- _Information shown_
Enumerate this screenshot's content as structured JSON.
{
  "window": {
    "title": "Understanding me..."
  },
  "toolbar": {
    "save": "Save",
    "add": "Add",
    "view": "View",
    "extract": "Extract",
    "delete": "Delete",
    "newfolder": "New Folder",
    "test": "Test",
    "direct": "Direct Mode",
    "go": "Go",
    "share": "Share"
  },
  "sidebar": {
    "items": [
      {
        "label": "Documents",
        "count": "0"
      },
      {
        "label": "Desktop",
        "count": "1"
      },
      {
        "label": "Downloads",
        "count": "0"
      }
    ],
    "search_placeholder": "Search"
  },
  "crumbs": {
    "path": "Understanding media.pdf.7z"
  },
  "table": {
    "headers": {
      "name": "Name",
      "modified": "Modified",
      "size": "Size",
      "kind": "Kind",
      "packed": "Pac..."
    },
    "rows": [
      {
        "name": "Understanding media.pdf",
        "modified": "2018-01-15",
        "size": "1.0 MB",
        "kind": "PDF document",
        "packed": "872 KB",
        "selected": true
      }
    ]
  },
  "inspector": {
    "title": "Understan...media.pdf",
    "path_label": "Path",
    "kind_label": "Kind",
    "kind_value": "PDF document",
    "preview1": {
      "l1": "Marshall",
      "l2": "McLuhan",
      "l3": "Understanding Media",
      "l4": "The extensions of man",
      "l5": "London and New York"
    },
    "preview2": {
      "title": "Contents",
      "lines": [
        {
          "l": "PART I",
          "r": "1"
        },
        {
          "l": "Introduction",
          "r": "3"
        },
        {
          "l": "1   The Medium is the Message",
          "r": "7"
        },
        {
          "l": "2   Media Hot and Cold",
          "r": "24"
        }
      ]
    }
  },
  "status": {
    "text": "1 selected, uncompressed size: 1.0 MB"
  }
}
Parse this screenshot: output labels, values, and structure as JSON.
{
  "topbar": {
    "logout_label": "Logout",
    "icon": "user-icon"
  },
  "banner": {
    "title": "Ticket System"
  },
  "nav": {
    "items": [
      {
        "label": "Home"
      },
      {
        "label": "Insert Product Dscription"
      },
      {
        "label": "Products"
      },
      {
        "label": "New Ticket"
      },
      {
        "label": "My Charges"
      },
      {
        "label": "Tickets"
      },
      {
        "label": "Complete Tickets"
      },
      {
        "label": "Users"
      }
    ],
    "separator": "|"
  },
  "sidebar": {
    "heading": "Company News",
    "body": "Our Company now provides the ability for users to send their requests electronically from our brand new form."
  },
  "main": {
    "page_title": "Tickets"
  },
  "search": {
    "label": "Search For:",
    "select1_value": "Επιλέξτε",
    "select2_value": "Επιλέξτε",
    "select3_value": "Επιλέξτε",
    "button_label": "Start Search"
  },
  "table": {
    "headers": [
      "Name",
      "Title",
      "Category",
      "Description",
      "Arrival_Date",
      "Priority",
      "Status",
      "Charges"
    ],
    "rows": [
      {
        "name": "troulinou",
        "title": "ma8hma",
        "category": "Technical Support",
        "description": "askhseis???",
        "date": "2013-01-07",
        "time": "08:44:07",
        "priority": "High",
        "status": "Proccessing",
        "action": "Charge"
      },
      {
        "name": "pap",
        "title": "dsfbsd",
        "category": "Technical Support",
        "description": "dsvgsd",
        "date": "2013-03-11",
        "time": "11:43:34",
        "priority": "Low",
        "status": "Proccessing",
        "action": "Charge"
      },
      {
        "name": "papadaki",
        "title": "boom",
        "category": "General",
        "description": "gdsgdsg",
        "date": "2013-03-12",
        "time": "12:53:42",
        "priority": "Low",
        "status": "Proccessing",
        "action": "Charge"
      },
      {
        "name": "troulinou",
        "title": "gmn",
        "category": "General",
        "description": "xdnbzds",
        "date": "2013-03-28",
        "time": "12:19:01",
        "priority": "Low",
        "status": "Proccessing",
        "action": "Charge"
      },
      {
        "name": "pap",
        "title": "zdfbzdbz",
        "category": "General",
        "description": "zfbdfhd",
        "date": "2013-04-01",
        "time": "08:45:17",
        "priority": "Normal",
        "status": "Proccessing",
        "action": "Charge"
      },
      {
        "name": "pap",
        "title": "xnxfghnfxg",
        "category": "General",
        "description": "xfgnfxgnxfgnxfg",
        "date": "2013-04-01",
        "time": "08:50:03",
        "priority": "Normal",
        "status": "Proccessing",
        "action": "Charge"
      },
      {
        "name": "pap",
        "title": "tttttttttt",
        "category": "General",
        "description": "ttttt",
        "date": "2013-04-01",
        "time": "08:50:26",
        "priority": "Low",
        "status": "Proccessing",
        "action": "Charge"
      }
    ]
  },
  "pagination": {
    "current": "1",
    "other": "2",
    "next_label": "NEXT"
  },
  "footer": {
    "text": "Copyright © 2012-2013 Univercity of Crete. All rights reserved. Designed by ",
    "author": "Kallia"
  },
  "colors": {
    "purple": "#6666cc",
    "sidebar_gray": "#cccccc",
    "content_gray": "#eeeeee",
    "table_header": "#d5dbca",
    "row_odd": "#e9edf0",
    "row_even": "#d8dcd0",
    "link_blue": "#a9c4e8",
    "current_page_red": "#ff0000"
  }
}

- _What is expected_
Every entry above should be retyped exactly as shown.

- _Correct output_
Enumerate this screenshot's content as structured JSON.
{
  "window": {
    "title": "Understanding me..."
  },
  "toolbar": {
    "save": "Save",
    "add": "Add",
    "view": "View",
    "extract": "Extract",
    "delete": "Delete",
    "newfolder": "New Folder",
    "test": "Test",
    "direct": "Direct Mode",
    "go": "Go",
    "share": "Share"
  },
  "sidebar": {
    "items": [
      {
        "label": "Documents",
        "count": "0"
      },
      {
        "label": "Desktop",
        "count": "1"
      },
      {
        "label": "Downloads",
        "count": "0"
      }
    ],
    "search_placeholder": "Search"
  },
  "crumbs": {
    "path": "Understanding media.pdf.7z"
  },
  "table": {
    "headers": {
      "name": "Name",
      "modified": "Modified",
      "size": "Size",
      "kind": "Kind",
      "packed": "Pac..."
    },
    "rows": [
      {
        "name": "Understanding media.pdf",
        "modified": "2018-01-15",
        "size": "1.0 MB",
        "kind": "PDF document",
        "packed": "872 KB",
        "selected": true
      }
    ]
  },
  "inspector": {
    "title": "Understan...media.pdf",
    "path_label": "Path",
    "kind_label": "Kind",
    "kind_value": "PDF document",
    "preview1": {
      "l1": "Marshall",
      "l2": "McLuhan",
      "l3": "Understanding Media",
      "l4": "The extensions of man",
      "l5": "London and New York"
    },
    "preview2": {
      "title": "Contents",
      "lines": [
        {
          "l": "PART I",
          "r": "1"
        },
        {
          "l": "Introduction",
          "r": "3"
        },
        {
          "l": "1   The Medium is the Message",
          "r": "7"
        },
        {
          "l": "2   Media Hot and Cold",
          "r": "24"
        }
      ]
    }
  },
  "status": {
    "text": "1 selected, uncompressed size: 1.0 MB"
  }
}
Parse this screenshot: output labels, values, and structure as JSON.
{
  "topbar": {
    "logout_label": "Logout",
    "icon": "user-icon"
  },
  "banner": {
    "title": "Ticket System"
  },
  "nav": {
    "items": [
      {
        "label": "Home"
      },
      {
        "label": "Insert Product Dscription"
      },
      {
        "label": "Products"
      },
      {
        "label": "New Ticket"
      },
      {
        "label": "My Charges"
      },
      {
        "label": "Tickets"
      },
      {
        "label": "Complete Tickets"
      },
      {
        "label": "Users"
      }
    ],
    "separator": "|"
  },
  "sidebar": {
    "heading": "Company News",
    "body": "Our Company now provides the ability for users to send their requests electronically from our brand new form."
  },
  "main": {
    "page_title": "Tickets"
  },
  "search": {
    "label": "Search For:",
    "select1_value": "Επιλέξτε",
    "select2_value": "Επιλέξτε",
    "select3_value": "Επιλέξτε",
    "button_label": "Start Search"
  },
  "table": {
    "headers": [
      "Name",
      "Title",
      "Category",
      "Description",
      "Arrival_Date",
      "Priority",
      "Status",
      "Charges"
    ],
    "rows": [
      {
        "name": "troulinou",
        "title": "ma8hma",
        "category": "Technical Support",
        "description": "askhseis???",
        "date": "2013-01-07",
        "time": "08:44:07",
        "priority": "High",
        "status": "Proccessing",
        "action": "Charge"
      },
      {
        "name": "pap",
        "title": "dsfbsd",
        "category": "Technical Support",
        "description": "dsvgsd",
        "date": "2013-03-11",
        "time": "11:43:34",
        "priority": "Low",
        "status": "Proccessing",
        "action": "Charge"
      },
      {
        "name": "papadaki",
        "title": "boom",
        "category": "General",
        "description": "gdsgdsg",
        "date": "2013-03-12",
        "time": "12:53:42",
        "priority": "Low",
        "status": "Proccessing",
        "action": "Charge"
      },
      {
        "name": "troulinou",
        "title": "gmn",
        "category": "General",
        "description": "xdnbzds",
        "date": "2013-03-28",
        "time": "12:19:01",
        "priority": "Low",
        "status": "Proccessing",
        "action": "Charge"
      },
      {
        "name": "pap",
        "title": "zdfbzdbz",
        "category": "General",
        "description": "zfbdfhd",
        "date": "2013-04-01",
        "time": "08:45:17",
        "priority": "Normal",
        "status": "Proccessing",
        "action": "Charge"
      },
      {
        "name": "pap",
        "title": "xnxfghnfxg",
        "category": "General",
        "description": "xfgnfxgnxfgnxfg",
        "date": "2013-04-01",
        "time": "08:50:03",
        "priority": "Normal",
        "status": "Proccessing",
        "action": "Charge"
      },
      {
        "name": "pap",
        "title": "tttttttttt",
        "category": "General",
        "description": "ttttt",
        "date": "2013-04-01",
        "time": "08:50:26",
        "priority": "Low",
        "status": "Proccessing",
        "action": "Charge"
      }
    ]
  },
  "pagination": {
    "current": "1",
    "other": "2",
    "next_label": "NEXT"
  },
  "footer": {
    "text": "Copyright © 2012-2013 Univercity of Crete. All rights reserved. Designed by ",
    "author": "Kallia"
  },
  "colors": {
    "purple": "#6666cc",
    "sidebar_gray": "#cccccc",
    "content_gray": "#eeeeee",
    "table_header": "#d5dbca",
    "row_odd": "#e9edf0",
    "row_even": "#d8dcd0",
    "link_blue": "#a9c4e8",
    "current_page_red": "#ff0000"
  }
}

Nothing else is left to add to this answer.